Extracted records:
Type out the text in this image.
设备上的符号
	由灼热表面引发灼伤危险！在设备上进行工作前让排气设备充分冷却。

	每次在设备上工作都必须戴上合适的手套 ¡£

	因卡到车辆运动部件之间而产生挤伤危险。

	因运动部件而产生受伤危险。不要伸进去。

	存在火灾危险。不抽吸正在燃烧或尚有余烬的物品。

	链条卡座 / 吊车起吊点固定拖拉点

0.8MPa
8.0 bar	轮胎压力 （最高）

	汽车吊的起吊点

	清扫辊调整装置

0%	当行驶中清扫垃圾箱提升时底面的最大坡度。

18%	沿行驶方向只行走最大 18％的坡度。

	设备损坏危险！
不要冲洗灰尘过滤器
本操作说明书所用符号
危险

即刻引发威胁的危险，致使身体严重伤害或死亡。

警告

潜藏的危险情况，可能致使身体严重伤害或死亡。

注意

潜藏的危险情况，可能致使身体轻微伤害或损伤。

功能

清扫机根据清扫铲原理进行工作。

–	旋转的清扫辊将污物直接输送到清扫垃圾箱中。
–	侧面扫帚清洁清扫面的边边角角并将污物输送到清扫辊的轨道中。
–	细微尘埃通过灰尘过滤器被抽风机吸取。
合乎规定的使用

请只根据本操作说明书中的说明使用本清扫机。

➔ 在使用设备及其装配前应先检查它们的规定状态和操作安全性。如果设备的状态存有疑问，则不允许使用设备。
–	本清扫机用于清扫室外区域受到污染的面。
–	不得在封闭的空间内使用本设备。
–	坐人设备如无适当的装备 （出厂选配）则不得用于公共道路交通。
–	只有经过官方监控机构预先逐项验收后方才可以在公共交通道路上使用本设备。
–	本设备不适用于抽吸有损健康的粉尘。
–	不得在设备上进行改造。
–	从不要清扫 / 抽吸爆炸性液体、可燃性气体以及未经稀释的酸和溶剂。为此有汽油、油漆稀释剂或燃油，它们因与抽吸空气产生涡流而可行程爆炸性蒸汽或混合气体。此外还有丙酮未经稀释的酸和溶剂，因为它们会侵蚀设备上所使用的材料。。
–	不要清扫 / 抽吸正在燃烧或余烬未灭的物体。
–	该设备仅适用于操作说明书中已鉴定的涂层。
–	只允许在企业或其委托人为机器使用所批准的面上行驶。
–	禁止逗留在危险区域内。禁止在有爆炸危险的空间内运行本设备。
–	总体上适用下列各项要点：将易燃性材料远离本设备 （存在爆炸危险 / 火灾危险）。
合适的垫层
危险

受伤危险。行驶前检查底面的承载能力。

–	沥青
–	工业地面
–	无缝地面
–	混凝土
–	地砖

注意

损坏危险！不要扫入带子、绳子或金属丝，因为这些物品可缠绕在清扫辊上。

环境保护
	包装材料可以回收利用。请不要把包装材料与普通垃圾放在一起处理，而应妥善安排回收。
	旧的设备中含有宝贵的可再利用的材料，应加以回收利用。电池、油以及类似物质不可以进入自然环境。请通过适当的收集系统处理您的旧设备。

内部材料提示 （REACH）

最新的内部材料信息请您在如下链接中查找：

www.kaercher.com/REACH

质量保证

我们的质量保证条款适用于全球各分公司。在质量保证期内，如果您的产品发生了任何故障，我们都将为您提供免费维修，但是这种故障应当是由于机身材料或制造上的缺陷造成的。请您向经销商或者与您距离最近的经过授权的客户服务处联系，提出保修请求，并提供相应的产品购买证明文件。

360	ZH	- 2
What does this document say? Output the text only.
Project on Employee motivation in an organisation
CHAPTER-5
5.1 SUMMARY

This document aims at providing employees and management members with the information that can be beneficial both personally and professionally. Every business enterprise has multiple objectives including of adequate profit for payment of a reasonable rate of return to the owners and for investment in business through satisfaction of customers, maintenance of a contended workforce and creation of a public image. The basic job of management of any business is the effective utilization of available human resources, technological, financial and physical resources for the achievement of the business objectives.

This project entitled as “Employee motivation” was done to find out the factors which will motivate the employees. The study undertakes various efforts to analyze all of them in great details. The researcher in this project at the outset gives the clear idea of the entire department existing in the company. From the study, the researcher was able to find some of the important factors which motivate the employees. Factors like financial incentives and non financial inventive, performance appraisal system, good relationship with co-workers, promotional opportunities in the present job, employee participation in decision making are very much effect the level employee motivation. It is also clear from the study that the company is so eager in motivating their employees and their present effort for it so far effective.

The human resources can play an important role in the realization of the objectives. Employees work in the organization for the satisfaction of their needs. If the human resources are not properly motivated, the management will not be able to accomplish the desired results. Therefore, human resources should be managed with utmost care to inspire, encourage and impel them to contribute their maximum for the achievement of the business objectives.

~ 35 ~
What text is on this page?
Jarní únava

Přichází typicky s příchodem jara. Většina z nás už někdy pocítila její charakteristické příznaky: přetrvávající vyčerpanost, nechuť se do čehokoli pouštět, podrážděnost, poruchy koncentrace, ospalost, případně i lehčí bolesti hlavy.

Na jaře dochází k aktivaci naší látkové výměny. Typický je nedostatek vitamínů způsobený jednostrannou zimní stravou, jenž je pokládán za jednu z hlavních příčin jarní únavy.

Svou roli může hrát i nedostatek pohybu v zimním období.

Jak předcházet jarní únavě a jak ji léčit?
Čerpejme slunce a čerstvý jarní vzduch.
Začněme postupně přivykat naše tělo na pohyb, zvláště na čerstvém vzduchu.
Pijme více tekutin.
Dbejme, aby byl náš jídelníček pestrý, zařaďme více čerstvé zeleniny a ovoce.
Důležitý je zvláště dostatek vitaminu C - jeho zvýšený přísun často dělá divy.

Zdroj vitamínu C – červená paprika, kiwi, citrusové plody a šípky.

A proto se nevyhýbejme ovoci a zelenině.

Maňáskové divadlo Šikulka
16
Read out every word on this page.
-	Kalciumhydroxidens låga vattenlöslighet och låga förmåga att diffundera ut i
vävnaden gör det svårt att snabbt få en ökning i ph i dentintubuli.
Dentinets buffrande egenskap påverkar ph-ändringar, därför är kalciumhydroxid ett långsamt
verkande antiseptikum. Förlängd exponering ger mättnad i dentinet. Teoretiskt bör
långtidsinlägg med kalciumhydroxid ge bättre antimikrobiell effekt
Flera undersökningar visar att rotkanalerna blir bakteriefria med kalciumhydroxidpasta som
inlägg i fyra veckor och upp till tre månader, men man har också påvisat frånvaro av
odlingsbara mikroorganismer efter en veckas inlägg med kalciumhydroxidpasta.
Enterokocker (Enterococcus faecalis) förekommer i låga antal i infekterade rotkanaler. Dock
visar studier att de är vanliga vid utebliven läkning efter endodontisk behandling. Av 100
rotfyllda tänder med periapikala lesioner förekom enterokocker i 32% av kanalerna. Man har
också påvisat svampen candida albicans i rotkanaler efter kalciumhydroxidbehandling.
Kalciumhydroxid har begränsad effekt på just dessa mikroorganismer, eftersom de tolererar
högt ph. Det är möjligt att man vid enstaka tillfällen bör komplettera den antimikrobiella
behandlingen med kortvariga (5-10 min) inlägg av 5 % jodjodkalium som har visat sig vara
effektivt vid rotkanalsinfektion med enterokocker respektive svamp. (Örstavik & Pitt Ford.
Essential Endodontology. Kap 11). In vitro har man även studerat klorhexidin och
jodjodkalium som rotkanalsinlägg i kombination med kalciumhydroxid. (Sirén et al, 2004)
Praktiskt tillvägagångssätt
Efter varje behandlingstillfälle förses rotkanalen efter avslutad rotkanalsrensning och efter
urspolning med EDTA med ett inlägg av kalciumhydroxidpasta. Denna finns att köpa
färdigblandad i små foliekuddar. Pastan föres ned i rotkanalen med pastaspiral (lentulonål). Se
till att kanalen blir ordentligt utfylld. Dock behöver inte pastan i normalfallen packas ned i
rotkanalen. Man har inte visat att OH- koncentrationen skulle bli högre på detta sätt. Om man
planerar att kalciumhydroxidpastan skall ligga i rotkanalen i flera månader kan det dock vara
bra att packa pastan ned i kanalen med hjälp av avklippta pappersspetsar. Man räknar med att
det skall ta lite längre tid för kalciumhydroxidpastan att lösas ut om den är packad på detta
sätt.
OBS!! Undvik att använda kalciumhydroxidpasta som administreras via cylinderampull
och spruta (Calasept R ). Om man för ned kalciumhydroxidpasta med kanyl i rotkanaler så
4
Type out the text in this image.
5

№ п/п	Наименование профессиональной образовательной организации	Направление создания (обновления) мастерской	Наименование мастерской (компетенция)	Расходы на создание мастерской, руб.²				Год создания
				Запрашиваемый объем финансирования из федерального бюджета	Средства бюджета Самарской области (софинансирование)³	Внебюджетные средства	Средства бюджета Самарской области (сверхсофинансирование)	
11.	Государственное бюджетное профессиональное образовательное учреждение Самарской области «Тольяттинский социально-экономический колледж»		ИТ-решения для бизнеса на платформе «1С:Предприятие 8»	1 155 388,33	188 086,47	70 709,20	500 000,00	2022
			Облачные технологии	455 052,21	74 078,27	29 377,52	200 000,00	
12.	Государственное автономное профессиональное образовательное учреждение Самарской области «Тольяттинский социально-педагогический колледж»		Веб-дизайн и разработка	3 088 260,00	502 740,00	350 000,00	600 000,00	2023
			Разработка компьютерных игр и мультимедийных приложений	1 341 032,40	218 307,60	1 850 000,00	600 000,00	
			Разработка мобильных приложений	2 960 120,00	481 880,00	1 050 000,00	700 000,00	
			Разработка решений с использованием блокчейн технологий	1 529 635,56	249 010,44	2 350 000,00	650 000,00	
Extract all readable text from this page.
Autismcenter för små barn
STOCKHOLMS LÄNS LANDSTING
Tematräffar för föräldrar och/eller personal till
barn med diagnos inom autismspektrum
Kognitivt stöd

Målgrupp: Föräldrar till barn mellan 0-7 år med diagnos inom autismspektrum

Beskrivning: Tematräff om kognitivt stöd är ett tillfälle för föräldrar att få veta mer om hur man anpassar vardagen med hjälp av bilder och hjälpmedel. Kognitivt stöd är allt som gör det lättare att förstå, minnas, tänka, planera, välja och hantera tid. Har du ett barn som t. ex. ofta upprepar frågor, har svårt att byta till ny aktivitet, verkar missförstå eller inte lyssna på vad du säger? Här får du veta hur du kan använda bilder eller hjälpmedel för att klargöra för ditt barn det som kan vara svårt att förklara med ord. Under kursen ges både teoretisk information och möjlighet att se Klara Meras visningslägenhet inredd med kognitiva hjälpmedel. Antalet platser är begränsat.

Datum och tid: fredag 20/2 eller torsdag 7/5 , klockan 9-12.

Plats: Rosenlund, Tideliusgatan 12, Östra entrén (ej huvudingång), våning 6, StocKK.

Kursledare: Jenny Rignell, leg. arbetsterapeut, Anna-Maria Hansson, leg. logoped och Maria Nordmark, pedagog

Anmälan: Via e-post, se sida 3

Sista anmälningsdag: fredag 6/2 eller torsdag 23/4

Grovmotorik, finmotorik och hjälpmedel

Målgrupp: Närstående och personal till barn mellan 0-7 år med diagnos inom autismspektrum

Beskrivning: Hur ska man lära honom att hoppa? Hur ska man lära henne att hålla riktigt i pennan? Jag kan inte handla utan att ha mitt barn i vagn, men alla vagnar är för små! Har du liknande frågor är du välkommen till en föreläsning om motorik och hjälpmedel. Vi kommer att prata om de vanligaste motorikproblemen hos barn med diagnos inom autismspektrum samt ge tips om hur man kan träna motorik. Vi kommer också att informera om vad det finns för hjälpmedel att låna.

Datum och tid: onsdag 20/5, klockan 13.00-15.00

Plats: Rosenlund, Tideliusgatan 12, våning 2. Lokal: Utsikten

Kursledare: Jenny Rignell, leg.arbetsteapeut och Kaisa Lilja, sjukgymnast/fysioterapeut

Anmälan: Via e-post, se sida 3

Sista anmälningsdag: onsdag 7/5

WRITTEN TASK -
Above are the records. Copy every line in them holding "Tideliusgatan".

CORRECT RESULT -
Plats: Rosenlund, Tideliusgatan 12, Östra entrén (ej huvudingång), våning 6, StocKK.
Plats: Rosenlund, Tideliusgatan 12, våning 2. Lokal: Utsikten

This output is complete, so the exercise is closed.